Print out every record exactly as it appears.

(Recorded data)
● ● ● ● ● ● ●
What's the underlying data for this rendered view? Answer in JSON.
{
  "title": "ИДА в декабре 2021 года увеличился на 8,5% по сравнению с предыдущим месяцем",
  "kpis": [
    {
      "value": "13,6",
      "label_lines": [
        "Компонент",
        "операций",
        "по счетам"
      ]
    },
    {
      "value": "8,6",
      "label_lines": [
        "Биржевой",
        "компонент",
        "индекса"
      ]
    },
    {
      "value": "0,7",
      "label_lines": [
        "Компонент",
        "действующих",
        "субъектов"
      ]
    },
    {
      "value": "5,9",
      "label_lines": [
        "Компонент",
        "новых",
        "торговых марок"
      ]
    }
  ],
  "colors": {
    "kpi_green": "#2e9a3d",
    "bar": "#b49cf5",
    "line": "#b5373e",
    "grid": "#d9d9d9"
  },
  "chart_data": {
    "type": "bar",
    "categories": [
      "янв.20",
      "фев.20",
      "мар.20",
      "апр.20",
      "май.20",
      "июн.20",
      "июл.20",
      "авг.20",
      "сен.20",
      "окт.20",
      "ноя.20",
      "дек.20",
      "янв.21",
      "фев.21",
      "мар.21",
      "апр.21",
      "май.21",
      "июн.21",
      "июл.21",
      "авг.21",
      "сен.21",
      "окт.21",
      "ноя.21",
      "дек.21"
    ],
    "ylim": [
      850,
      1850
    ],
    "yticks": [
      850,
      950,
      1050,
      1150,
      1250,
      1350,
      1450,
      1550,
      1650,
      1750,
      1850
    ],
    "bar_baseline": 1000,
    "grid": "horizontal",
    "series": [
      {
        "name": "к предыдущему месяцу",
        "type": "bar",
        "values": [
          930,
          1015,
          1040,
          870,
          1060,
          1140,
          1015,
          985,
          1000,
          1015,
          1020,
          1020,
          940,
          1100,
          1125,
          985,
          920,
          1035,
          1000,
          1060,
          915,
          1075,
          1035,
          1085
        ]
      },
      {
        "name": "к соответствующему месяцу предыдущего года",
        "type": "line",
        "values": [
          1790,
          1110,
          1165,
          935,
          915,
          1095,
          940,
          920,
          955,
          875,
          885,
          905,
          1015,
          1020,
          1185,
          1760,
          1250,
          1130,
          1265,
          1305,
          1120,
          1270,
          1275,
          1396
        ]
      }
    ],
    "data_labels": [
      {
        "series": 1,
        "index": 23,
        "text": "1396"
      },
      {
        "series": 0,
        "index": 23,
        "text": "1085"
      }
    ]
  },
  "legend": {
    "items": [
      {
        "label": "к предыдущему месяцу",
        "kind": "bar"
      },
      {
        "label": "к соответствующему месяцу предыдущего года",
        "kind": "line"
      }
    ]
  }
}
● ● ● ● ● ● ●
_COMPLETED EXERCISE:_
What's the underlying data for this rendered view? Answer in JSON.
{
  "title": "ИДА в декабре 2021 года увеличился на 8,5% по сравнению с предыдущим месяцем",
  "kpis": [
    {
      "value": "13,6",
      "label_lines": [
        "Компонент",
        "операций",
        "по счетам"
      ]
    },
    {
      "value": "8,6",
      "label_lines": [
        "Биржевой",
        "компонент",
        "индекса"
      ]
    },
    {
      "value": "0,7",
      "label_lines": [
        "Компонент",
        "действующих",
        "субъектов"
      ]
    },
    {
      "value": "5,9",
      "label_lines": [
        "Компонент",
        "новых",
        "торговых марок"
      ]
    }
  ],
  "colors": {
    "kpi_green": "#2e9a3d",
    "bar": "#b49cf5",
    "line": "#b5373e",
    "grid": "#d9d9d9"
  },
  "chart_data": {
    "type": "bar",
    "categories": [
      "янв.20",
      "фев.20",
      "мар.20",
      "апр.20",
      "май.20",
      "июн.20",
      "июл.20",
      "авг.20",
      "сен.20",
      "окт.20",
      "ноя.20",
      "дек.20",
      "янв.21",
      "фев.21",
      "мар.21",
      "апр.21",
      "май.21",
      "июн.21",
      "июл.21",
      "авг.21",
      "сен.21",
      "окт.21",
      "ноя.21",
      "дек.21"
    ],
    "ylim": [
      850,
      1850
    ],
    "yticks": [
      850,
      950,
      1050,
      1150,
      1250,
      1350,
      1450,
      1550,
      1650,
      1750,
      1850
    ],
    "bar_baseline": 1000,
    "grid": "horizontal",
    "series": [
      {
        "name": "к предыдущему месяцу",
        "type": "bar",
        "values": [
          930,
          1015,
          1040,
          870,
          1060,
          1140,
          1015,
          985,
          1000,
          1015,
          1020,
          1020,
          940,
          1100,
          1125,
          985,
          920,
          1035,
          1000,
          1060,
          915,
          1075,
          1035,
          1085
        ]
      },
      {
        "name": "к соответствующему месяцу предыдущего года",
        "type": "line",
        "values": [
          1790,
          1110,
          1165,
          935,
          915,
          1095,
          940,
          920,
          955,
          875,
          885,
          905,
          1015,
          1020,
          1185,
          1760,
          1250,
          1130,
          1265,
          1305,
          1120,
          1270,
          1275,
          1396
        ]
      }
    ],
    "data_labels": [
      {
        "series": 1,
        "index": 23,
        "text": "1396"
      },
      {
        "series": 0,
        "index": 23,
        "text": "1085"
      }
    ]
  },
  "legend": {
    "items": [
      {
        "label": "к предыдущему месяцу",
        "kind": "bar"
      },
      {
        "label": "к соответствующему месяцу предыдущего года",
        "kind": "line"
      }
    ]
  }
}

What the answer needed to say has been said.